### DIRECTION
Continue the page on fast cube root, square root, and reciprocal routines for x86/SSE CPUs, starting right after its last line.

### PAGE
⁂

Fast cube root, square root, and reciprocal for x86/SSE CPUs.

References : Posted by kaleja[AT]estarcion[DOT]com
Notes :
All of these methods use SSE instructions or bit twiddling tricks to get a rough approximation to cube root, square root, or reciprocal, which is then refined with one or more Newton-Raphson approximation steps.

Each is named to indicate its approximate level of accuracy and a comment describes its performance relative to the conventional versions.


Code :
// These functions approximate reciprocal, square root, and
// cube root to varying degrees of precision substantially
// faster than the straightforward methods 1/x, sqrtf(x),
// and powf( x, 1.0f/3.0f ). All require SSE-enabled CPU & OS.
// Unlike the powf() solution, the cube roots also correctly
// handle negative inputs.  

#define REALLY_INLINE __forceinline

// ~34 clocks on Pentium M vs. ~360 for powf
REALLY_INLINE float cuberoot_sse_8bits( float x )
{
    float z;
    static const float three = 3.0f;
    _asm
    {
        mov        eax, x                // x as bits
        movss    xmm2, x                // x2: x
        movss    xmm1, three            // x1: 3
        // Magic floating point cube root done with integer math.
        // The exponent is divided by three in such a way that
        // remainder bits get shoved into the top of the normalized
        // mantissa.
        mov        ecx, eax            // copy of x
        and        eax, 0x7FFFFFFF        // exponent & mantissa of x in biased-127
        sub     eax, 0x3F800000        // exponent & mantissa of x in 2's comp
        sar     eax, 10                //
        imul    eax, 341            // 341/1024 ~= .333
        add        eax, 0x3F800000        // back to biased-127
        and     eax, 0x7FFFFFFF        // remask
        and        ecx, 0x80000000        // original sign and mantissa
        or      eax, ecx            // masked new exponent, old sign and mantissa
        mov        z, eax                //
        
        // use SSE to refine the first approximation
        movss    xmm0, z                ;// x0: z
        movss    xmm3, xmm0            ;// x3: z
        mulss    xmm3, xmm0            ;// x3: z*z
        movss    xmm4, xmm3            ;// x4: z*z
        mulss   xmm3, xmm1            ;// x3: 3*z*z
        rcpss    xmm3, xmm3            ;// x3: ~ 1/(3*z*z)

⁂

### MATERIAL SHOWN
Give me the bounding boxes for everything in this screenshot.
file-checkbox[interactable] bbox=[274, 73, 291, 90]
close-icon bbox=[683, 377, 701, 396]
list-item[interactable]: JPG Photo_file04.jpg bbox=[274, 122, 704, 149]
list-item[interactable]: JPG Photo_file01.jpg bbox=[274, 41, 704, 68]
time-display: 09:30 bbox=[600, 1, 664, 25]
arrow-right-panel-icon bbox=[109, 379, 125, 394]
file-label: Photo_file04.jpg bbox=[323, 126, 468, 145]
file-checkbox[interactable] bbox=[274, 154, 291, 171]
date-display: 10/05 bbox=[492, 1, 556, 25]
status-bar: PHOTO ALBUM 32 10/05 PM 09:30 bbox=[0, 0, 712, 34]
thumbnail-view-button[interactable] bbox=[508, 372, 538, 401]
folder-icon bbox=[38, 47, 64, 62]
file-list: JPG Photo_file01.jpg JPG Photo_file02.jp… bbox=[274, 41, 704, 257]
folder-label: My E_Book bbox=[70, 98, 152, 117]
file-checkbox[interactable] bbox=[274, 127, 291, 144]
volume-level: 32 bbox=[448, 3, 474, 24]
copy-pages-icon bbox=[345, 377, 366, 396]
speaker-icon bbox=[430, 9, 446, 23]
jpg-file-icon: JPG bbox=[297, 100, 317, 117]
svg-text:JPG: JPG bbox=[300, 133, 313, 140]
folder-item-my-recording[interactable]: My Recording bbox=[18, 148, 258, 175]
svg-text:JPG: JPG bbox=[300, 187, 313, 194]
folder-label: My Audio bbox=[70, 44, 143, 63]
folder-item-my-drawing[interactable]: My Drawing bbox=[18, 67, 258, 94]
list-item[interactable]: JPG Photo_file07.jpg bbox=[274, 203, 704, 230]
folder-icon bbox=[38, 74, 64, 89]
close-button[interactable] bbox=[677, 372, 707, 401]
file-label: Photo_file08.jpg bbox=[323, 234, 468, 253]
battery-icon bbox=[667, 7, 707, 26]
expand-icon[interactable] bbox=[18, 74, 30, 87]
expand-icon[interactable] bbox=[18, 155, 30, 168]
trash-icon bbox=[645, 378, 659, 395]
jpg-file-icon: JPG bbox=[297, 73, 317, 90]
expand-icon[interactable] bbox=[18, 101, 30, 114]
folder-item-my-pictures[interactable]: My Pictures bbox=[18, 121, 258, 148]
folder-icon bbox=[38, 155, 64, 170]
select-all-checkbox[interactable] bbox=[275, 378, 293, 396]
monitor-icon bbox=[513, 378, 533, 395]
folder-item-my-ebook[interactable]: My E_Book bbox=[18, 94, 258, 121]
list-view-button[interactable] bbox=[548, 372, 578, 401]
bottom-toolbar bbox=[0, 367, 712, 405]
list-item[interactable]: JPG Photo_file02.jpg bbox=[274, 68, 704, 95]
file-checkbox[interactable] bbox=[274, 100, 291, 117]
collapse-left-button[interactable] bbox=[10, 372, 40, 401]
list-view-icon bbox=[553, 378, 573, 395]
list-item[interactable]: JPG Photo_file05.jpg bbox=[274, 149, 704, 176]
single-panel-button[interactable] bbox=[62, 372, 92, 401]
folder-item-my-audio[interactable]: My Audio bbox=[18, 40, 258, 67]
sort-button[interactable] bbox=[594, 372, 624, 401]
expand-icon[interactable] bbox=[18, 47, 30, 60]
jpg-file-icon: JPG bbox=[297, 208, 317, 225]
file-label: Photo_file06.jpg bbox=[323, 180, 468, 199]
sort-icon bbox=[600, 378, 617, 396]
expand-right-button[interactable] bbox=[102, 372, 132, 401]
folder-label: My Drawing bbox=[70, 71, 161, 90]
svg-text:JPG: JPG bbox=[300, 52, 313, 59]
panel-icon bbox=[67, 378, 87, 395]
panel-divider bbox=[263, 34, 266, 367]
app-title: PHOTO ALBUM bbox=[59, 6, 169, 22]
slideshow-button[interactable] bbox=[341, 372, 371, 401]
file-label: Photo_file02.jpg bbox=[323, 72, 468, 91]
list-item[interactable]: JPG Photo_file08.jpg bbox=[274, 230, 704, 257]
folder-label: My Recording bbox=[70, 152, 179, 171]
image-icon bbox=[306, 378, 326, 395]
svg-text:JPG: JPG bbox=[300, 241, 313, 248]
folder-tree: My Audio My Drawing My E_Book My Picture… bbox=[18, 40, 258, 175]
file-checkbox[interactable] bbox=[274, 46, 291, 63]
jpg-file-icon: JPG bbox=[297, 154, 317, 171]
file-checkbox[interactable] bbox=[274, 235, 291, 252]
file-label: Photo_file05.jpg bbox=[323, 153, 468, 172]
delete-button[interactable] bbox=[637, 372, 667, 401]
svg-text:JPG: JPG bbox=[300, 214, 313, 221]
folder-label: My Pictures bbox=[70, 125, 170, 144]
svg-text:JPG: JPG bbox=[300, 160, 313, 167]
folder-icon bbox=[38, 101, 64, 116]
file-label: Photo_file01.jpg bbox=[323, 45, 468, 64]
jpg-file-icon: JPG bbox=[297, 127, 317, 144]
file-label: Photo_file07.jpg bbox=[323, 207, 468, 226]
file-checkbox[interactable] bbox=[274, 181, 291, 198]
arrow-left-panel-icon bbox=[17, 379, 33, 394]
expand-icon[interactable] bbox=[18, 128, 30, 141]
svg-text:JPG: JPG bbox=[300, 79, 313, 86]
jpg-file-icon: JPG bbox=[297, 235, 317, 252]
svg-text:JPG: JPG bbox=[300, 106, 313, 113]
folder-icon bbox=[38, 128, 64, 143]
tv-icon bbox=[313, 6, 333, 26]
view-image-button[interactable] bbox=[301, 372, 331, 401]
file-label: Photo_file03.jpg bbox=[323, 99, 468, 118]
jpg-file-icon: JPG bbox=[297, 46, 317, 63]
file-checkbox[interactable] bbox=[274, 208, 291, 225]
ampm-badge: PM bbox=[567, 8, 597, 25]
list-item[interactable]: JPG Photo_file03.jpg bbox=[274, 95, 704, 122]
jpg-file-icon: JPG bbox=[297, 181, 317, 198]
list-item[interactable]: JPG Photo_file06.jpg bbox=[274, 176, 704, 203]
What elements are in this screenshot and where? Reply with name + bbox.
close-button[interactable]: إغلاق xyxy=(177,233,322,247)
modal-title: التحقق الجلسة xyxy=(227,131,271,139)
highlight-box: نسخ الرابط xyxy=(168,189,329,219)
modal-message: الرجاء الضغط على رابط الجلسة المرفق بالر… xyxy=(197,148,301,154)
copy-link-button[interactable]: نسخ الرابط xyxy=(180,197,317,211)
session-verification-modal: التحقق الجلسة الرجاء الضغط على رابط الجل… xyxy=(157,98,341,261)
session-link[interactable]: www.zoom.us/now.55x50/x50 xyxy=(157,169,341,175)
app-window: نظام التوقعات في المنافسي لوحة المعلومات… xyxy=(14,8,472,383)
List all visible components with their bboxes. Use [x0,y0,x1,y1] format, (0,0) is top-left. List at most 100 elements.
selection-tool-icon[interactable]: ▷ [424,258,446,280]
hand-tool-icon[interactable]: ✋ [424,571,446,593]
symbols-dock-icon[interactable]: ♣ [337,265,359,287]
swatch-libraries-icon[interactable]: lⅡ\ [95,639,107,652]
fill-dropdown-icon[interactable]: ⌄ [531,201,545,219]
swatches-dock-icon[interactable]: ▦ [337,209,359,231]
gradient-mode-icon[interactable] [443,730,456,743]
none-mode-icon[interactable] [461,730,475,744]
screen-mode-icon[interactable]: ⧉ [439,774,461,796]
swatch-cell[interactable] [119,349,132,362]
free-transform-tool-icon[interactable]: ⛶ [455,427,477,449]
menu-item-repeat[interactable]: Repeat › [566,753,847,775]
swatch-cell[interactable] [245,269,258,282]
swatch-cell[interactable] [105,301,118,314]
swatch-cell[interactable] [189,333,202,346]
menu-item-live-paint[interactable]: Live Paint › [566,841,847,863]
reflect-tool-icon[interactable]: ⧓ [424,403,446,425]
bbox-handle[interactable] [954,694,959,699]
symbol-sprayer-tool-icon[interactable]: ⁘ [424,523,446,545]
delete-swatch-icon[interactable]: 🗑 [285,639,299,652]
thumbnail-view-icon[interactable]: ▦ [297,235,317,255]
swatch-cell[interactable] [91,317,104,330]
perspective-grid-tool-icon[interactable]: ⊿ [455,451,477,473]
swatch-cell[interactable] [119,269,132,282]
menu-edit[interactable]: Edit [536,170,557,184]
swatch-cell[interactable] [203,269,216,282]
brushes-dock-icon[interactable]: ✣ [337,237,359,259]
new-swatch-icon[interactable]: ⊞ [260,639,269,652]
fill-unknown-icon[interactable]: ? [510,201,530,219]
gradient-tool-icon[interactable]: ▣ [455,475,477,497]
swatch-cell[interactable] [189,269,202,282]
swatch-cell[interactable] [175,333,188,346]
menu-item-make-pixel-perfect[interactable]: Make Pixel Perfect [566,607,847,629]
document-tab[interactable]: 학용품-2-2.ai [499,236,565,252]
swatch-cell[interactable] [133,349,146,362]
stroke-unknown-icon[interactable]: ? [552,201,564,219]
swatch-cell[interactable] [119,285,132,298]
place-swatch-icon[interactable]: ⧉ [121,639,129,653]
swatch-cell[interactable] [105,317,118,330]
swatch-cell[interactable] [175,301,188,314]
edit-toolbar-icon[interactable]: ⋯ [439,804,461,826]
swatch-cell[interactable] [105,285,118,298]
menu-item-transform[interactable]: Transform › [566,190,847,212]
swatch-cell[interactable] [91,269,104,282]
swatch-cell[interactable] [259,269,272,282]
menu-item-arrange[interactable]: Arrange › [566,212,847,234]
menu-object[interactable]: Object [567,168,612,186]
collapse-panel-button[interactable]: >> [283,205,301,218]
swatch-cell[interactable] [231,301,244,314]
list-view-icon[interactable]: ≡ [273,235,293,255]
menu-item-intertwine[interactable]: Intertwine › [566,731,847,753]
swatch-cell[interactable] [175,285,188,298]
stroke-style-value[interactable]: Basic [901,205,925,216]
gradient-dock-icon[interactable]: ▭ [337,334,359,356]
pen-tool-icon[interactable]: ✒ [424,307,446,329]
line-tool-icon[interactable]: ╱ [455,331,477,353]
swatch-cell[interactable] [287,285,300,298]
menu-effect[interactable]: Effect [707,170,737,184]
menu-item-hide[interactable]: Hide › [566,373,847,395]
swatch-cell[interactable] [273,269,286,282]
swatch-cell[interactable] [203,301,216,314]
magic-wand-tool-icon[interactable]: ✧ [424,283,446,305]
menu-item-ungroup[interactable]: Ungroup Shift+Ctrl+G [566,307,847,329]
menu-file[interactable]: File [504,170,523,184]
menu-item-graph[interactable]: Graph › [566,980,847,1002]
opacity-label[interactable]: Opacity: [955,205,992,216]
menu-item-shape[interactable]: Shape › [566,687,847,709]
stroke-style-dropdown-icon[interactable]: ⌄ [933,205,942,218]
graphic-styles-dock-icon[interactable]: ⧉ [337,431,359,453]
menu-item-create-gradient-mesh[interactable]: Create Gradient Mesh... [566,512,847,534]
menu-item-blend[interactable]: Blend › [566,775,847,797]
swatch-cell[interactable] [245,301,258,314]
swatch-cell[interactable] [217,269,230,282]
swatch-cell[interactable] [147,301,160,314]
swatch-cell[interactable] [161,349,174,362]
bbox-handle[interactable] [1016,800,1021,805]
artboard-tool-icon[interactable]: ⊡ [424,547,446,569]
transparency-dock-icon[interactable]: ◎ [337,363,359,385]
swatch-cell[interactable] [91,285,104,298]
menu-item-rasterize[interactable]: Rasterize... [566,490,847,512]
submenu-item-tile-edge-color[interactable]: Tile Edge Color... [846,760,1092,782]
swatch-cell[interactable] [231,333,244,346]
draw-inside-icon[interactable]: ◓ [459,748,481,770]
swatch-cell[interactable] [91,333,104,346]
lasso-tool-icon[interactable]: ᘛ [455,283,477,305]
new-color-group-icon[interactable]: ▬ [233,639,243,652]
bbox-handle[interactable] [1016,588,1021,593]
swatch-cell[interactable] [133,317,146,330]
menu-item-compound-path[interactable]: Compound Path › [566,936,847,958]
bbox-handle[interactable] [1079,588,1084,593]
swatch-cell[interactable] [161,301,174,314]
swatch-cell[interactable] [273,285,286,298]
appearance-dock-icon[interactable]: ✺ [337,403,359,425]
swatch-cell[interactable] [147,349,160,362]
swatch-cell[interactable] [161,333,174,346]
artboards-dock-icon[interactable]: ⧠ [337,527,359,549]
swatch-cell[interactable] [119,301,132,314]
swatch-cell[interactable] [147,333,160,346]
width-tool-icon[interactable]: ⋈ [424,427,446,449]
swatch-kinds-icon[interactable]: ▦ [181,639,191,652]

⁂

### REPLY
        mulss   xmm4, xmm0            ;// x4: z*z*z
        subss    xmm4, xmm2            ;// x4: z*z*z-x
        mulss    xmm4, xmm3            ;// x4: (z*z*z-x) / (3*z*z)
        subss    xmm0, xmm4            ;// x0: z' accurate to within about 0.3%
        movss    z, xmm0
    }

    return z;
}

// ~60 clocks on Pentium M vs. ~360 for powf
REALLY_INLINE float cuberoot_sse_16bits( float x )
{
    float z;
    static const float three = 3.0f;
    _asm
    {
        mov        eax, x                // x as bits
        movss    xmm2, x                // x2: x
        movss    xmm1, three            // x1: 3
        // Magic floating point cube root done with integer math.
        // The exponent is divided by three in such a way that
        // remainder bits get shoved into the top of the normalized
        // mantissa.
        mov        ecx, eax            // copy of x
        and        eax, 0x7FFFFFFF        // exponent & mantissa of x in biased-127
        sub     eax, 0x3F800000        // exponent & mantissa of x in 2's comp
        sar     eax, 10                //
        imul    eax, 341            // 341/1024 ~= .333
        add        eax, 0x3F800000        // back to biased-127
        and     eax, 0x7FFFFFFF        // remask
        and        ecx, 0x80000000        // original sign and mantissa
        or      eax, ecx            // masked new exponent, old sign and mantissa
        mov        z, eax                //
        
        // use SSE to refine the first approximation
        movss    xmm0, z                ;// x0: z
        movss    xmm3, xmm0            ;// x3: z
        mulss    xmm3, xmm0            ;// x3: z*z
        movss    xmm4, xmm3            ;// x4: z*z
        mulss   xmm3, xmm1            ;// x3: 3*z*z
        rcpss    xmm3, xmm3            ;// x3: ~ 1/(3*z*z)
        mulss   xmm4, xmm0            ;// x4: z*z*z
        subss    xmm4, xmm2            ;// x4: z*z*z-x
        mulss    xmm4, xmm3            ;// x4: (z*z*z-x) / (3*z*z)
        subss    xmm0, xmm4            ;// x0: z' accurate to within about 0.3%

        movss    xmm3, xmm0            ;// x3: z
        mulss    xmm3, xmm0            ;// x3: z*z
        movss    xmm4, xmm3            ;// x4: z*z
        mulss   xmm3, xmm1            ;// x3: 3*z*z
        rcpss    xmm3, xmm3            ;// x3: ~ 1/(3*z*z)
        mulss   xmm4, xmm0            ;// x4: z*z*z
        subss    xmm4, xmm2            ;// x4: z*z*z-x
        mulss    xmm4, xmm3            ;// x4: (z*z*z-x) / (3*z*z)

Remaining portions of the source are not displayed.